## BEGIN Record extracts
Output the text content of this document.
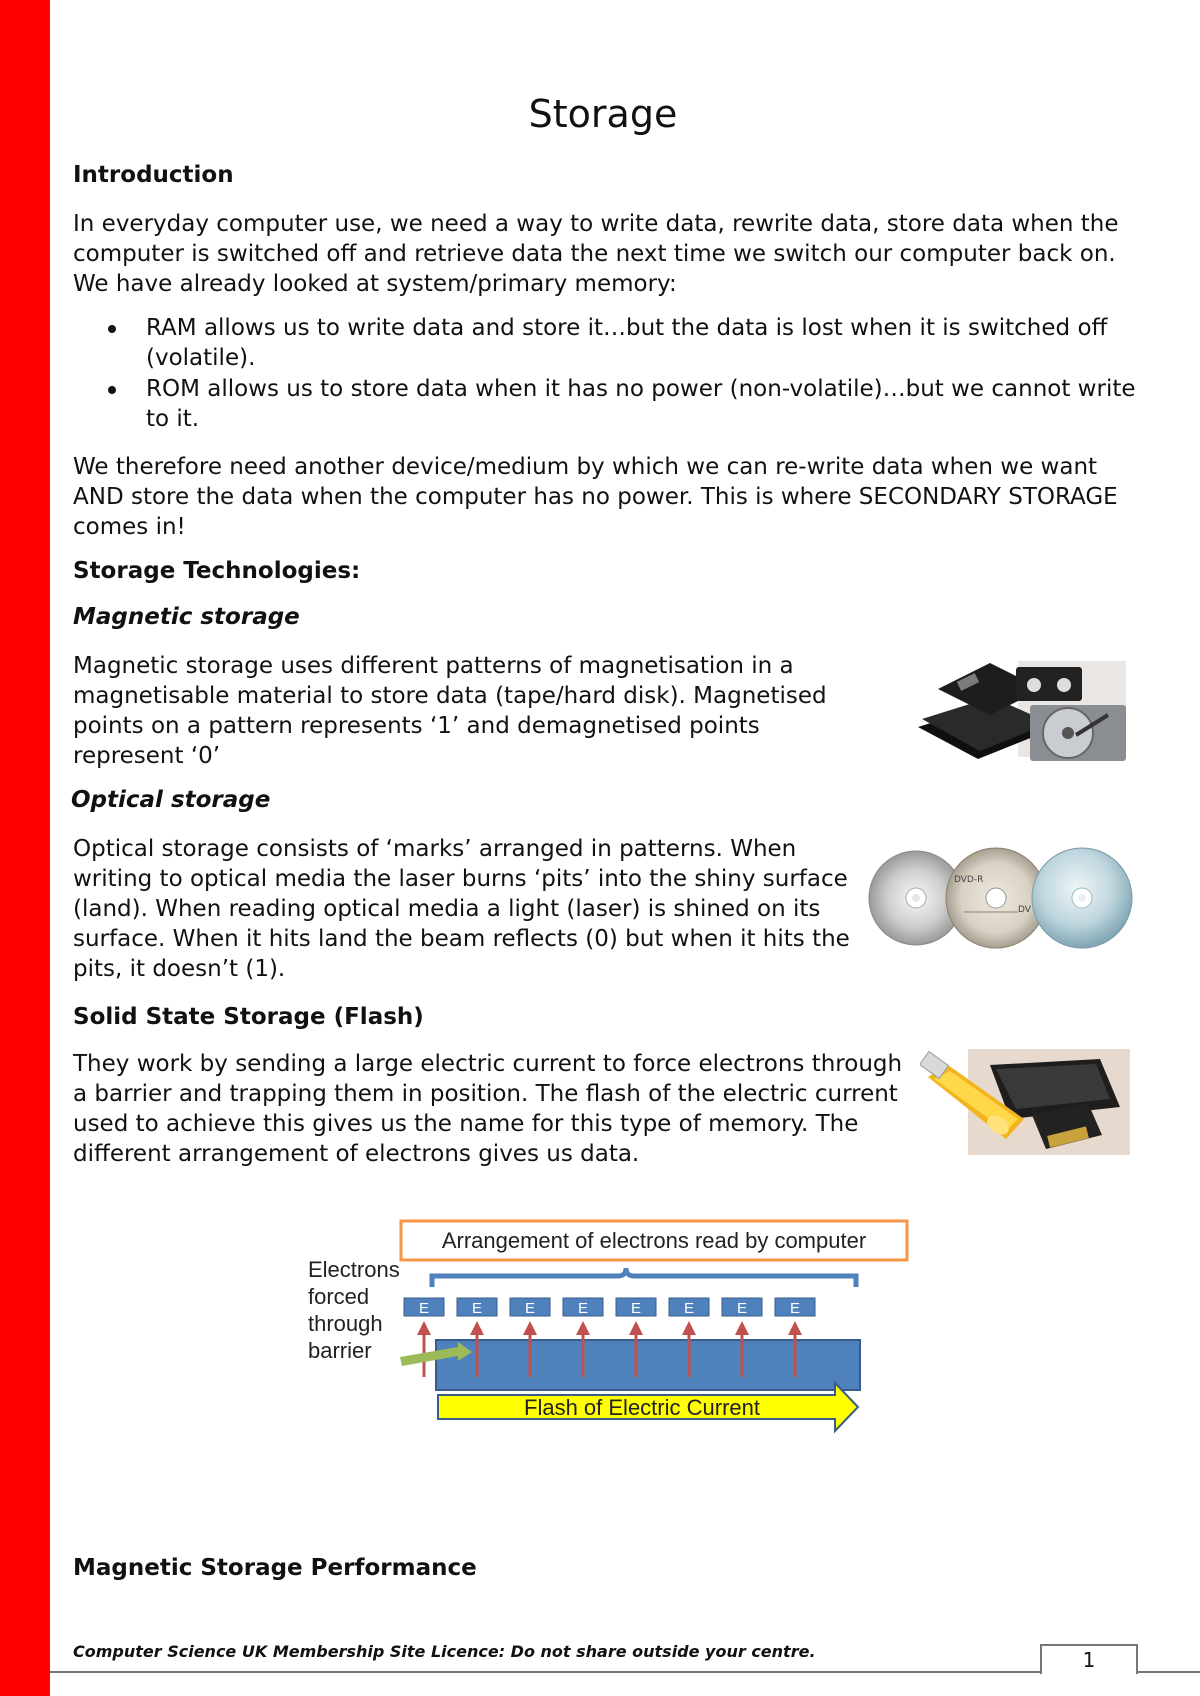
Storage
Introduction

In everyday computer use, we need a way to write data, rewrite data, store data when the computer is switched off and retrieve data the next time we switch our computer back on. We have already looked at system/primary memory:

RAM allows us to write data and store it…but the data is lost when it is switched off (volatile).
ROM allows us to store data when it has no power (non-volatile)…but we cannot write to it.

We therefore need another device/medium by which we can re-write data when we want AND store the data when the computer has no power. This is where SECONDARY STORAGE comes in!

Storage Technologies:
Magnetic storage

Magnetic storage uses different patterns of magnetisation in a magnetisable material to store data (tape/hard disk). Magnetised points on a pattern represents ‘1’ and demagnetised points represent ‘0’

Optical storage

Optical storage consists of ‘marks’ arranged in patterns. When writing to optical media the laser burns ‘pits’ into the shiny surface (land). When reading optical media a light (laser) is shined on its surface. When it hits land the beam reflects (0) but when it hits the pits, it doesn’t (1).

Solid State Storage (Flash)

They work by sending a large electric current to force electrons through a barrier and trapping them in position. The flash of the electric current used to achieve this gives us the name for this type of memory. The different arrangement of electrons gives us data.

Magnetic Storage Performance
DVD-R
DV
Arrangement of electrons read by computer
Electrons
forced
through
barrier
E	E	E	E	E	E	E	E
Flash of Electric Current

Computer Science UK Membership Site Licence: Do not share outside your centre.	1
## END Record extracts
(Exercise objective): Your copy should repeat each entry above exactly but contain no pictures.

(The solution):
Output the text content of this document.
Storage
Introduction

In everyday computer use, we need a way to write data, rewrite data, store data when the computer is switched off and retrieve data the next time we switch our computer back on. We have already looked at system/primary memory:

RAM allows us to write data and store it…but the data is lost when it is switched off (volatile).
ROM allows us to store data when it has no power (non-volatile)…but we cannot write to it.

We therefore need another device/medium by which we can re-write data when we want AND store the data when the computer has no power. This is where SECONDARY STORAGE comes in!

Storage Technologies:
Magnetic storage

Magnetic storage uses different patterns of magnetisation in a magnetisable material to store data (tape/hard disk). Magnetised points on a pattern represents ‘1’ and demagnetised points represent ‘0’

Optical storage

Optical storage consists of ‘marks’ arranged in patterns. When writing to optical media the laser burns ‘pits’ into the shiny surface (land). When reading optical media a light (laser) is shined on its surface. When it hits land the beam reflects (0) but when it hits the pits, it doesn’t (1).

Solid State Storage (Flash)

They work by sending a large electric current to force electrons through a barrier and trapping them in position. The flash of the electric current used to achieve this gives us the name for this type of memory. The different arrangement of electrons gives us data.

Magnetic Storage Performance
DVD-R
DV
Arrangement of electrons read by computer
Electrons
forced
through
barrier
E	E	E	E	E	E	E	E
Flash of Electric Current

Computer Science UK Membership Site Licence: Do not share outside your centre.	1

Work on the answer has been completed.